TASK OBJECTIVE: Rewrite the records below with every "expand-arrow-icon" replaced by "disclosure-toggle-icon". Leave everything else unchanged.

(Element location listings)
************

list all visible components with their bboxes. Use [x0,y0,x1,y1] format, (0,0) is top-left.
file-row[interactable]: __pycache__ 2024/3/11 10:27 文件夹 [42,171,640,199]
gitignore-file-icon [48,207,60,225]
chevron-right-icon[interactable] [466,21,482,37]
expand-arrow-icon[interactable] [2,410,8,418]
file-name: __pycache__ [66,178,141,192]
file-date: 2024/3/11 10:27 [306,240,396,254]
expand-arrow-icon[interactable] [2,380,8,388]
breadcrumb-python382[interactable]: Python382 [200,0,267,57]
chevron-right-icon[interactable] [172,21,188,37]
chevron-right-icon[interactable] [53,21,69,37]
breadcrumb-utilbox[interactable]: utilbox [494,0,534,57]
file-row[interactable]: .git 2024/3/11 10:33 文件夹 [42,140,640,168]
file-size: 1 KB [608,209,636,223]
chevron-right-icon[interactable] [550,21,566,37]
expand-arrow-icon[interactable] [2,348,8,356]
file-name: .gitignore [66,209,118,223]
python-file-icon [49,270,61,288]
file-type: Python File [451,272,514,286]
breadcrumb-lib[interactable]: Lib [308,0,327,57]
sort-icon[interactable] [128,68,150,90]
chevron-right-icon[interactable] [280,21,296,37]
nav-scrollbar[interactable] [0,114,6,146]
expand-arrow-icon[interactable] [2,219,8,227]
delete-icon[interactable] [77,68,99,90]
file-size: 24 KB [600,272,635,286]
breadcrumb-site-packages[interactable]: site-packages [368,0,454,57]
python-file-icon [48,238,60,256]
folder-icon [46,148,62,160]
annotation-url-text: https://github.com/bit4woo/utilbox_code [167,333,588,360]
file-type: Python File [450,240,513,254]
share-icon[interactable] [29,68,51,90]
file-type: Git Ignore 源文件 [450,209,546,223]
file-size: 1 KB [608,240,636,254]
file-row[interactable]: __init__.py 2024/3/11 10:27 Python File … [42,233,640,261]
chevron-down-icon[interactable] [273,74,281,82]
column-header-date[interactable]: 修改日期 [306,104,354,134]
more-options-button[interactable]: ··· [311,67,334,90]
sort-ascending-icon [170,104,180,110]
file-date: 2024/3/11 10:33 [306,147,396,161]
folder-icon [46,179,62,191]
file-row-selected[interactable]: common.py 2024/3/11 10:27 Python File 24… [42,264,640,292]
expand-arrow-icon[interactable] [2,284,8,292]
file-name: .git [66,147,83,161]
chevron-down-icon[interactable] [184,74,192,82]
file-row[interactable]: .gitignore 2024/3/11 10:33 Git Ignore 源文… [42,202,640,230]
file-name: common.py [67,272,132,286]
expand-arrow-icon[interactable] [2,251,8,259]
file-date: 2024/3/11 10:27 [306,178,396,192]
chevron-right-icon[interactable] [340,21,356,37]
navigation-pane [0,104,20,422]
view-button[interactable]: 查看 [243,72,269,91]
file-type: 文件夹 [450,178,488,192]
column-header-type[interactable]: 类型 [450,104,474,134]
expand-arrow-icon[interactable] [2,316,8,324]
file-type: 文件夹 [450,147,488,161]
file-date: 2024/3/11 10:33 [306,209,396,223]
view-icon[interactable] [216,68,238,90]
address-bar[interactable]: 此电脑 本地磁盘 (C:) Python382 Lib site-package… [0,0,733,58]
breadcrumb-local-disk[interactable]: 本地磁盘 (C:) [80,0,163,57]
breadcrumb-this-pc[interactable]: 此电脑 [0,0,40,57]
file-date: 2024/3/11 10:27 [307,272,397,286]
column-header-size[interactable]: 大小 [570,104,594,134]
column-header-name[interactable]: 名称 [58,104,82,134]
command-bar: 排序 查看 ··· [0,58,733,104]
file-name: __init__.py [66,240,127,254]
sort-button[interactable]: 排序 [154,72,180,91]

************

RIGHT ANSWER:
list all visible components with their bboxes. Use [x0,y0,x1,y1] format, (0,0) is top-left.
file-row[interactable]: __pycache__ 2024/3/11 10:27 文件夹 [42,171,640,199]
gitignore-file-icon [48,207,60,225]
chevron-right-icon[interactable] [466,21,482,37]
disclosure-toggle-icon[interactable] [2,410,8,418]
file-name: __pycache__ [66,178,141,192]
file-date: 2024/3/11 10:27 [306,240,396,254]
disclosure-toggle-icon[interactable] [2,380,8,388]
breadcrumb-python382[interactable]: Python382 [200,0,267,57]
chevron-right-icon[interactable] [172,21,188,37]
chevron-right-icon[interactable] [53,21,69,37]
breadcrumb-utilbox[interactable]: utilbox [494,0,534,57]
file-row[interactable]: .git 2024/3/11 10:33 文件夹 [42,140,640,168]
file-size: 1 KB [608,209,636,223]
chevron-right-icon[interactable] [550,21,566,37]
disclosure-toggle-icon[interactable] [2,348,8,356]
file-name: .gitignore [66,209,118,223]
python-file-icon [49,270,61,288]
file-type: Python File [451,272,514,286]
breadcrumb-lib[interactable]: Lib [308,0,327,57]
sort-icon[interactable] [128,68,150,90]
chevron-right-icon[interactable] [280,21,296,37]
nav-scrollbar[interactable] [0,114,6,146]
disclosure-toggle-icon[interactable] [2,219,8,227]
delete-icon[interactable] [77,68,99,90]
file-size: 24 KB [600,272,635,286]
breadcrumb-site-packages[interactable]: site-packages [368,0,454,57]
python-file-icon [48,238,60,256]
folder-icon [46,148,62,160]
annotation-url-text: https://github.com/bit4woo/utilbox_code [167,333,588,360]
file-type: Python File [450,240,513,254]
share-icon[interactable] [29,68,51,90]
file-type: Git Ignore 源文件 [450,209,546,223]
file-size: 1 KB [608,240,636,254]
file-row[interactable]: __init__.py 2024/3/11 10:27 Python File … [42,233,640,261]
chevron-down-icon[interactable] [273,74,281,82]
column-header-date[interactable]: 修改日期 [306,104,354,134]
more-options-button[interactable]: ··· [311,67,334,90]
sort-ascending-icon [170,104,180,110]
file-date: 2024/3/11 10:33 [306,147,396,161]
folder-icon [46,179,62,191]
file-row-selected[interactable]: common.py 2024/3/11 10:27 Python File 24… [42,264,640,292]
disclosure-toggle-icon[interactable] [2,284,8,292]
file-name: .git [66,147,83,161]
chevron-down-icon[interactable] [184,74,192,82]
file-row[interactable]: .gitignore 2024/3/11 10:33 Git Ignore 源文… [42,202,640,230]
file-name: common.py [67,272,132,286]
disclosure-toggle-icon[interactable] [2,251,8,259]
file-date: 2024/3/11 10:27 [306,178,396,192]
chevron-right-icon[interactable] [340,21,356,37]
navigation-pane [0,104,20,422]
view-button[interactable]: 查看 [243,72,269,91]
file-type: 文件夹 [450,178,488,192]
column-header-type[interactable]: 类型 [450,104,474,134]
disclosure-toggle-icon[interactable] [2,316,8,324]
file-type: 文件夹 [450,147,488,161]
file-date: 2024/3/11 10:33 [306,209,396,223]
view-icon[interactable] [216,68,238,90]
address-bar[interactable]: 此电脑 本地磁盘 (C:) Python382 Lib site-package… [0,0,733,58]
breadcrumb-local-disk[interactable]: 本地磁盘 (C:) [80,0,163,57]
breadcrumb-this-pc[interactable]: 此电脑 [0,0,40,57]
file-date: 2024/3/11 10:27 [307,272,397,286]
column-header-size[interactable]: 大小 [570,104,594,134]
column-header-name[interactable]: 名称 [58,104,82,134]
command-bar: 排序 查看 ··· [0,58,733,104]
file-name: __init__.py [66,240,127,254]
sort-button[interactable]: 排序 [154,72,180,91]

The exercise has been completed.